■ **WHAT THIS TASK INVOLVES**: Keep only the lines of the data below that contain "elseif", and copy them.

■ **PROVIDED DATA**:
######

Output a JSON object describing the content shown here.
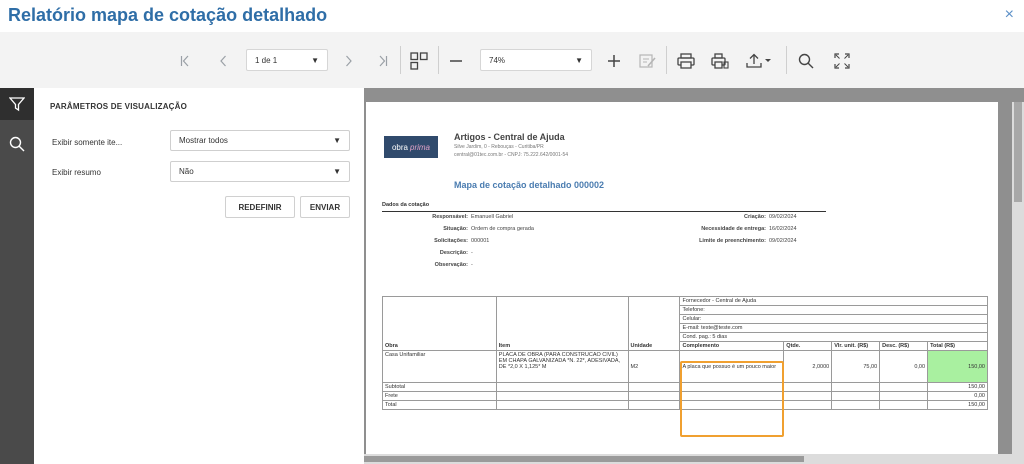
{
  "window": {
    "title": "Relatório mapa de cotação detalhado",
    "close_glyph": "×"
  },
  "toolbar": {
    "page_value": "1 de 1",
    "zoom_value": "74%"
  },
  "panel": {
    "title": "PARÂMETROS DE VISUALIZAÇÃO",
    "fields": [
      {
        "label": "Exibir somente ite...",
        "value": "Mostrar todos"
      },
      {
        "label": "Exibir resumo",
        "value": "Não"
      }
    ],
    "reset_label": "REDEFINIR",
    "send_label": "ENVIAR"
  },
  "report": {
    "logo_part1": "obra",
    "logo_part2": "prima",
    "org_name": "Artigos - Central de Ajuda",
    "org_address": "Silve Jardim, 0 - Rebouças - Curitiba/PR",
    "org_contact": "central@01tec.com.br - CNPJ: 75.222.642/0001-54",
    "title": "Mapa de cotação detalhado 000002",
    "section_title": "Dados da cotação",
    "left_fields": [
      {
        "key": "Responsável:",
        "value": "Emanuell Gabriel"
      },
      {
        "key": "Situação:",
        "value": "Ordem de compra gerada"
      },
      {
        "key": "Solicitações:",
        "value": "000001"
      },
      {
        "key": "Descrição:",
        "value": "-"
      },
      {
        "key": "Observação:",
        "value": "-"
      }
    ],
    "right_fields": [
      {
        "key": "Criação:",
        "value": "09/02/2024"
      },
      {
        "key": "Necessidade de entrega:",
        "value": "16/02/2024"
      },
      {
        "key": "Limite de preenchimento:",
        "value": "09/02/2024"
      }
    ],
    "supplier_lines": [
      "Fornecedor - Central de Ajuda",
      "Telefone:",
      "Celular:",
      "E-mail: teste@teste.com",
      "Cond. pag.: 5 dias"
    ],
    "headers": {
      "obra": "Obra",
      "item": "Item",
      "unidade": "Unidade",
      "complemento": "Complemento",
      "qtde": "Qtde.",
      "vlr_unit": "Vlr. unit. (R$)",
      "desc": "Desc. (R$)",
      "total": "Total (R$)"
    },
    "row": {
      "obra": "Casa Unifamiliar",
      "item": "PLACA DE OBRA (PARA CONSTRUCAO CIVIL) EM CHAPA GALVANIZADA *N. 22*, ADESIVADA, DE *2,0 X 1,125* M",
      "unidade": "M2",
      "complemento": "A placa que possuo é um pouco maior",
      "qtde": "2,0000",
      "vlr_unit": "75,00",
      "desc": "0,00",
      "total": "150,00"
    },
    "summary": [
      {
        "label": "Subtotal",
        "value": "150,00"
      },
      {
        "label": "Frete",
        "value": "0,00"
      },
      {
        "label": "Total",
        "value": "150,00"
      }
    ]
  }
}
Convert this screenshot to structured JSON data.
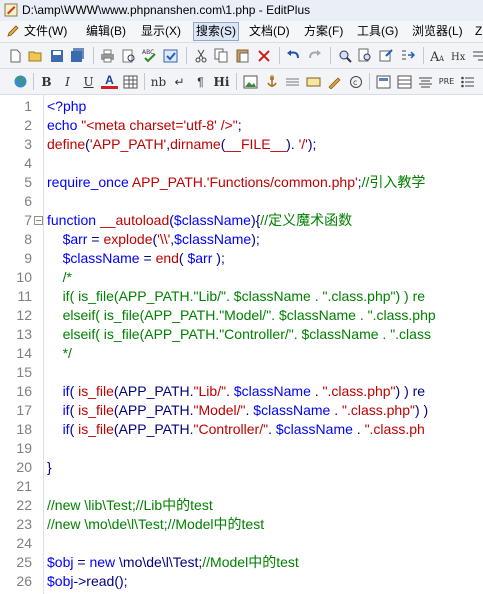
{
  "window": {
    "title": "D:\\amp\\WWW\\www.phpnanshen.com\\1.php - EditPlus"
  },
  "menu": [
    {
      "label": "文件(W)"
    },
    {
      "label": "编辑(B)"
    },
    {
      "label": "显示(X)"
    },
    {
      "label": "搜索(S)",
      "active": true
    },
    {
      "label": "文档(D)"
    },
    {
      "label": "方案(F)"
    },
    {
      "label": "工具(G)"
    },
    {
      "label": "浏览器(L)"
    },
    {
      "label": "Z"
    }
  ],
  "toolbar1_icons": [
    "new-file-icon",
    "open-folder-icon",
    "save-icon",
    "save-all-icon",
    "print-icon",
    "print-preview-icon",
    "spell-check-icon",
    "cut-icon",
    "copy-icon",
    "paste-icon",
    "delete-icon",
    "undo-icon",
    "redo-icon",
    "find-icon",
    "replace-icon",
    "goto-icon",
    "indent-icon",
    "hex-icon",
    "wrap-icon"
  ],
  "toolbar2": {
    "bold": "B",
    "italic": "I",
    "underline": "U",
    "font_color": "A",
    "nbsp": "nb",
    "break": "↵",
    "paragraph": "¶",
    "heading": "Hi",
    "pre": "PRE"
  },
  "lines": [
    {
      "n": "1",
      "t": [
        [
          "kw",
          "<?php"
        ]
      ]
    },
    {
      "n": "2",
      "t": [
        [
          "kw",
          "echo "
        ],
        [
          "str",
          "\"<meta charset='utf-8' />\""
        ],
        [
          "txt",
          ";"
        ]
      ]
    },
    {
      "n": "3",
      "t": [
        [
          "str",
          "define"
        ],
        [
          "txt",
          "("
        ],
        [
          "str",
          "'APP_PATH'"
        ],
        [
          "txt",
          ","
        ],
        [
          "str",
          "dirname"
        ],
        [
          "txt",
          "("
        ],
        [
          "str",
          "__FILE__"
        ],
        [
          "txt",
          "). "
        ],
        [
          "str",
          "'/'"
        ],
        [
          "txt",
          ");"
        ]
      ]
    },
    {
      "n": "4",
      "t": []
    },
    {
      "n": "5",
      "t": [
        [
          "kw",
          "require_once "
        ],
        [
          "str",
          "APP_PATH."
        ],
        [
          "str",
          "'Functions/common.php'"
        ],
        [
          "txt",
          ";"
        ],
        [
          "com",
          "//引入教学"
        ]
      ]
    },
    {
      "n": "6",
      "t": []
    },
    {
      "n": "7",
      "fold": true,
      "t": [
        [
          "kw",
          "function "
        ],
        [
          "str",
          "__autoload"
        ],
        [
          "txt",
          "("
        ],
        [
          "var",
          "$className"
        ],
        [
          "txt",
          ")"
        ],
        [
          "txt",
          "{"
        ],
        [
          "com",
          "//定义魔术函数"
        ]
      ]
    },
    {
      "n": "8",
      "t": [
        [
          "txt",
          "    "
        ],
        [
          "var",
          "$arr"
        ],
        [
          "txt",
          " = "
        ],
        [
          "str",
          "explode"
        ],
        [
          "txt",
          "("
        ],
        [
          "str",
          "'\\\\'"
        ],
        [
          "txt",
          ","
        ],
        [
          "var",
          "$className"
        ],
        [
          "txt",
          ");"
        ]
      ]
    },
    {
      "n": "9",
      "t": [
        [
          "txt",
          "    "
        ],
        [
          "var",
          "$className"
        ],
        [
          "txt",
          " = "
        ],
        [
          "str",
          "end"
        ],
        [
          "txt",
          "( "
        ],
        [
          "var",
          "$arr"
        ],
        [
          "txt",
          " );"
        ]
      ]
    },
    {
      "n": "10",
      "t": [
        [
          "txt",
          "    "
        ],
        [
          "com",
          "/*"
        ]
      ]
    },
    {
      "n": "11",
      "t": [
        [
          "txt",
          "    "
        ],
        [
          "com",
          "if( is_file(APP_PATH.\"Lib/\". $className . \".class.php\") ) re"
        ]
      ]
    },
    {
      "n": "12",
      "t": [
        [
          "txt",
          "    "
        ],
        [
          "com",
          "elseif( is_file(APP_PATH.\"Model/\". $className . \".class.php"
        ]
      ]
    },
    {
      "n": "13",
      "t": [
        [
          "txt",
          "    "
        ],
        [
          "com",
          "elseif( is_file(APP_PATH.\"Controller/\". $className . \".class"
        ]
      ]
    },
    {
      "n": "14",
      "t": [
        [
          "txt",
          "    "
        ],
        [
          "com",
          "*/"
        ]
      ]
    },
    {
      "n": "15",
      "t": []
    },
    {
      "n": "16",
      "t": [
        [
          "txt",
          "    "
        ],
        [
          "kw",
          "if"
        ],
        [
          "txt",
          "( "
        ],
        [
          "str",
          "is_file"
        ],
        [
          "txt",
          "(APP_PATH."
        ],
        [
          "str",
          "\"Lib/\""
        ],
        [
          "txt",
          ". "
        ],
        [
          "var",
          "$className"
        ],
        [
          "txt",
          " . "
        ],
        [
          "str",
          "\".class.php\""
        ],
        [
          "txt",
          ") ) re"
        ]
      ]
    },
    {
      "n": "17",
      "t": [
        [
          "txt",
          "    "
        ],
        [
          "kw",
          "if"
        ],
        [
          "txt",
          "( "
        ],
        [
          "str",
          "is_file"
        ],
        [
          "txt",
          "(APP_PATH."
        ],
        [
          "str",
          "\"Model/\""
        ],
        [
          "txt",
          ". "
        ],
        [
          "var",
          "$className"
        ],
        [
          "txt",
          " . "
        ],
        [
          "str",
          "\".class.php\""
        ],
        [
          "txt",
          ") )"
        ]
      ]
    },
    {
      "n": "18",
      "t": [
        [
          "txt",
          "    "
        ],
        [
          "kw",
          "if"
        ],
        [
          "txt",
          "( "
        ],
        [
          "str",
          "is_file"
        ],
        [
          "txt",
          "(APP_PATH."
        ],
        [
          "str",
          "\"Controller/\""
        ],
        [
          "txt",
          ". "
        ],
        [
          "var",
          "$className"
        ],
        [
          "txt",
          " . "
        ],
        [
          "str",
          "\".class.ph"
        ]
      ]
    },
    {
      "n": "19",
      "t": []
    },
    {
      "n": "20",
      "t": [
        [
          "txt",
          "}"
        ]
      ]
    },
    {
      "n": "21",
      "t": []
    },
    {
      "n": "22",
      "t": [
        [
          "com",
          "//new \\lib\\Test;//Lib中的test"
        ]
      ]
    },
    {
      "n": "23",
      "t": [
        [
          "com",
          "//new \\mo\\de\\l\\Test;//Model中的test"
        ]
      ]
    },
    {
      "n": "24",
      "t": []
    },
    {
      "n": "25",
      "t": [
        [
          "var",
          "$obj"
        ],
        [
          "txt",
          " = "
        ],
        [
          "kw",
          "new "
        ],
        [
          "txt",
          "\\mo\\de\\l\\Test;"
        ],
        [
          "com",
          "//Model中的test"
        ]
      ]
    },
    {
      "n": "26",
      "t": [
        [
          "var",
          "$obj"
        ],
        [
          "txt",
          "->read();"
        ]
      ]
    }
  ]
}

######

■ **ANSWER TO THIS PROBLEM**:
          "elseif( is_file(APP_PATH.\"Model/\". $className . \".class.php"
          "elseif( is_file(APP_PATH.\"Controller/\". $className . \".class"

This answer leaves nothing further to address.